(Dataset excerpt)

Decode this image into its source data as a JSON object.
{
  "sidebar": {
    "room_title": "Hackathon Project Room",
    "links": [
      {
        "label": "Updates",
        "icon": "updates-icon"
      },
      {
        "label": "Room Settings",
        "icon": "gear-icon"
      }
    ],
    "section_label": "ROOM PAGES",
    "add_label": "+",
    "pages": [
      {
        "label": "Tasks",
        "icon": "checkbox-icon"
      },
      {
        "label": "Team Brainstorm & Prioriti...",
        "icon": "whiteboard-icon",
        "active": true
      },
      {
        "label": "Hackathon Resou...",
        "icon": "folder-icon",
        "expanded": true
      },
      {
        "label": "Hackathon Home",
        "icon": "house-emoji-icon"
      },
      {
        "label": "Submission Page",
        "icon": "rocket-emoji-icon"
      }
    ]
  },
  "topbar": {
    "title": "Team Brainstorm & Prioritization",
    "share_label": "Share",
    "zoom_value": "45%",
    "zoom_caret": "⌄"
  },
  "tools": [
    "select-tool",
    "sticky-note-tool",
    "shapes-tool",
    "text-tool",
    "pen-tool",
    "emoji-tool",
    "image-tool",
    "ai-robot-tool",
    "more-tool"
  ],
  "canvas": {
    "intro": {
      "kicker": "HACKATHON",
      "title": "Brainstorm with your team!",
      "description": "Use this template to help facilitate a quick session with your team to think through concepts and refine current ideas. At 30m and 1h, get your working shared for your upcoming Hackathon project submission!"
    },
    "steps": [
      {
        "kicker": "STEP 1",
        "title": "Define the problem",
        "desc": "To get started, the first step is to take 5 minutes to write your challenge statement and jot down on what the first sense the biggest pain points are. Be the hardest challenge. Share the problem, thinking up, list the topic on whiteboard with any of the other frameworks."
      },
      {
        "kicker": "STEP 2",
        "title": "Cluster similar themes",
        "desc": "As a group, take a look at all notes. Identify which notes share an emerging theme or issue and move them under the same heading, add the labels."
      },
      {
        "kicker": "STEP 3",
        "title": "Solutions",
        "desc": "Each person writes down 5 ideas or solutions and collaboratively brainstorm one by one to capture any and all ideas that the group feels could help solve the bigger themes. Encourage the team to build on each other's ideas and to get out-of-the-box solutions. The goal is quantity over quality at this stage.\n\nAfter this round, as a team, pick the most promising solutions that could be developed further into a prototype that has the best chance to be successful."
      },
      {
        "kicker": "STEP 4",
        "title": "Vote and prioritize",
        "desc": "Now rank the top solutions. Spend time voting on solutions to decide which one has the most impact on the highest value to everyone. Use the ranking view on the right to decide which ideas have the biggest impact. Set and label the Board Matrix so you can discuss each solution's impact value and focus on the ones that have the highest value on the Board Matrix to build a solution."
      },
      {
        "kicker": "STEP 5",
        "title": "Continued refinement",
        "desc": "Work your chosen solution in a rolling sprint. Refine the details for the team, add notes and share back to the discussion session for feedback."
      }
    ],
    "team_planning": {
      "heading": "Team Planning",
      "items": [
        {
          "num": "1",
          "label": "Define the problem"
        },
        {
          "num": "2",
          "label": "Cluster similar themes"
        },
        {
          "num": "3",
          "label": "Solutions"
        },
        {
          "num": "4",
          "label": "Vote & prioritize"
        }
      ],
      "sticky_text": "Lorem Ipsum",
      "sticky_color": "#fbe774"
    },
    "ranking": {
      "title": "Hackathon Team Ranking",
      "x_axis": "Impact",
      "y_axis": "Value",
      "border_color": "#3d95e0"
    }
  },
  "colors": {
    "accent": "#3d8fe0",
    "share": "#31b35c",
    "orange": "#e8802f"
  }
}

### Description of the task:
Count every line above that holds the string "Cluster" and give the total, nothing more.

### Answer to this task:
2